[Records]
┄┄┄┄┄┄

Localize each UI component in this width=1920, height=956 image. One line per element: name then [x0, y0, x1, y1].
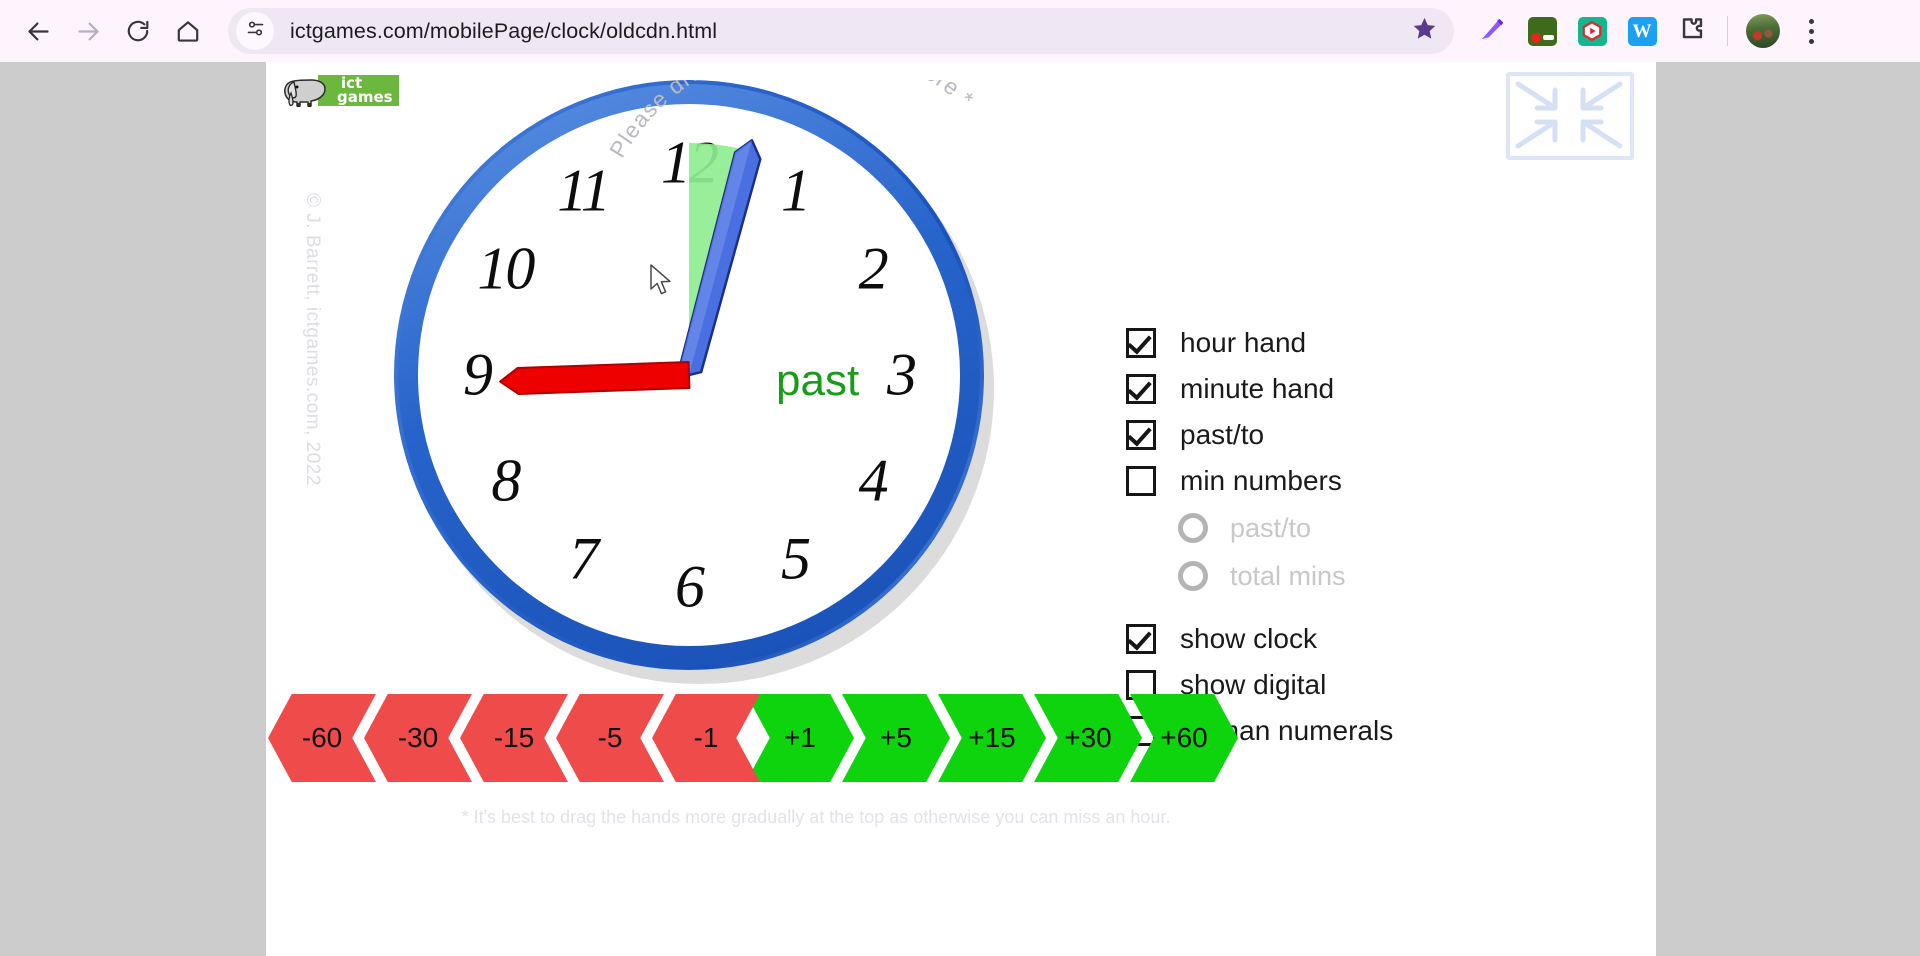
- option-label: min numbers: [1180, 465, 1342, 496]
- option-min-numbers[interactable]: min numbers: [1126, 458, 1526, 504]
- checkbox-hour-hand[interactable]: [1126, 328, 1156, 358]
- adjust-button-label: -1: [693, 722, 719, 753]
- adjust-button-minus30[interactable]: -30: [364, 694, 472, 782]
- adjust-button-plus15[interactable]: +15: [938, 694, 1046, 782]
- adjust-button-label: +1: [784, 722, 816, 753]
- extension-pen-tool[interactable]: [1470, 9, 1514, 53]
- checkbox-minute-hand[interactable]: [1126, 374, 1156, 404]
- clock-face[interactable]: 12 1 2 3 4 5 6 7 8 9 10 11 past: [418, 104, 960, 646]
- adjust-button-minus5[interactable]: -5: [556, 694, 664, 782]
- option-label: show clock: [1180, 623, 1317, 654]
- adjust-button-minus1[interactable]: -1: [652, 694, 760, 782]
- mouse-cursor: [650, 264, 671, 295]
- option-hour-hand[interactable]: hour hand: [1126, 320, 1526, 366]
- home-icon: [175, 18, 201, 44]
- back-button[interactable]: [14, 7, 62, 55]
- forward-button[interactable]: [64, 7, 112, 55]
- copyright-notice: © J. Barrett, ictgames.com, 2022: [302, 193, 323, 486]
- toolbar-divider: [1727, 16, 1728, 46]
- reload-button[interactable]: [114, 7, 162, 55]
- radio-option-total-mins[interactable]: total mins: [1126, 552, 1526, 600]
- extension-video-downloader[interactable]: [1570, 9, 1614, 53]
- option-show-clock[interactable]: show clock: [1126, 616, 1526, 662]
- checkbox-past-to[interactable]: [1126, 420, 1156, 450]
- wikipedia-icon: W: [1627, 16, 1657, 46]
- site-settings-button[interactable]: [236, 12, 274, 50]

┄┄┄┄┄┄

● Task details: Change each "show clock" in the rows above to "display clock" and write all the rows out again with nothing else altered. Leave the pictures out.

● Exercise result:
Localize each UI component in this width=1920, height=956 image. One line per element: name then [x0, y0, x1, y1].
- option-label: min numbers: [1180, 465, 1342, 496]
- option-min-numbers[interactable]: min numbers: [1126, 458, 1526, 504]
- checkbox-hour-hand[interactable]: [1126, 328, 1156, 358]
- adjust-button-label: -1: [693, 722, 719, 753]
- adjust-button-minus30[interactable]: -30: [364, 694, 472, 782]
- adjust-button-plus15[interactable]: +15: [938, 694, 1046, 782]
- adjust-button-label: +1: [784, 722, 816, 753]
- extension-pen-tool[interactable]: [1470, 9, 1514, 53]
- checkbox-minute-hand[interactable]: [1126, 374, 1156, 404]
- clock-face[interactable]: 12 1 2 3 4 5 6 7 8 9 10 11 past: [418, 104, 960, 646]
- adjust-button-minus5[interactable]: -5: [556, 694, 664, 782]
- option-label: display clock: [1180, 623, 1317, 654]
- adjust-button-minus1[interactable]: -1: [652, 694, 760, 782]
- mouse-cursor: [650, 264, 671, 295]
- option-hour-hand[interactable]: hour hand: [1126, 320, 1526, 366]
- home-icon: [175, 18, 201, 44]
- back-button[interactable]: [14, 7, 62, 55]
- forward-button[interactable]: [64, 7, 112, 55]
- copyright-notice: © J. Barrett, ictgames.com, 2022: [302, 193, 323, 486]
- toolbar-divider: [1727, 16, 1728, 46]
- reload-button[interactable]: [114, 7, 162, 55]
- radio-option-total-mins[interactable]: total mins: [1126, 552, 1526, 600]
- extension-video-downloader[interactable]: [1570, 9, 1614, 53]
- option-show-clock[interactable]: display clock: [1126, 616, 1526, 662]
- checkbox-past-to[interactable]: [1126, 420, 1156, 450]
- wikipedia-icon: W: [1627, 16, 1657, 46]
- site-settings-button[interactable]: [236, 12, 274, 50]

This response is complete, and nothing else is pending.